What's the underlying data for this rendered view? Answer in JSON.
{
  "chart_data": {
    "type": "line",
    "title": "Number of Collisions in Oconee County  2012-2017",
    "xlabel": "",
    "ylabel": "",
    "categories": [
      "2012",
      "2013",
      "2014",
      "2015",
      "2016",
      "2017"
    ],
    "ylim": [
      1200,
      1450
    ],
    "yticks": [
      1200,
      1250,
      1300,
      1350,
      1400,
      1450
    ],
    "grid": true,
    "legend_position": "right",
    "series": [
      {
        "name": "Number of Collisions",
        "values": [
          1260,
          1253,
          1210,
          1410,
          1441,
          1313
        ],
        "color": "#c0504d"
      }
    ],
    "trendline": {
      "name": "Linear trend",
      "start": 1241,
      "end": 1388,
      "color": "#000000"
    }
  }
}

————————

Copy every line exactly. Leave nothing out.

■ **PROBLEM SOLUTION**
What's the underlying data for this rendered view? Answer in JSON.
{
  "chart_data": {
    "type": "line",
    "title": "Number of Collisions in Oconee County  2012-2017",
    "xlabel": "",
    "ylabel": "",
    "categories": [
      "2012",
      "2013",
      "2014",
      "2015",
      "2016",
      "2017"
    ],
    "ylim": [
      1200,
      1450
    ],
    "yticks": [
      1200,
      1250,
      1300,
      1350,
      1400,
      1450
    ],
    "grid": true,
    "legend_position": "right",
    "series": [
      {
        "name": "Number of Collisions",
        "values": [
          1260,
          1253,
          1210,
          1410,
          1441,
          1313
        ],
        "color": "#c0504d"
      }
    ],
    "trendline": {
      "name": "Linear trend",
      "start": 1241,
      "end": 1388,
      "color": "#000000"
    }
  }
}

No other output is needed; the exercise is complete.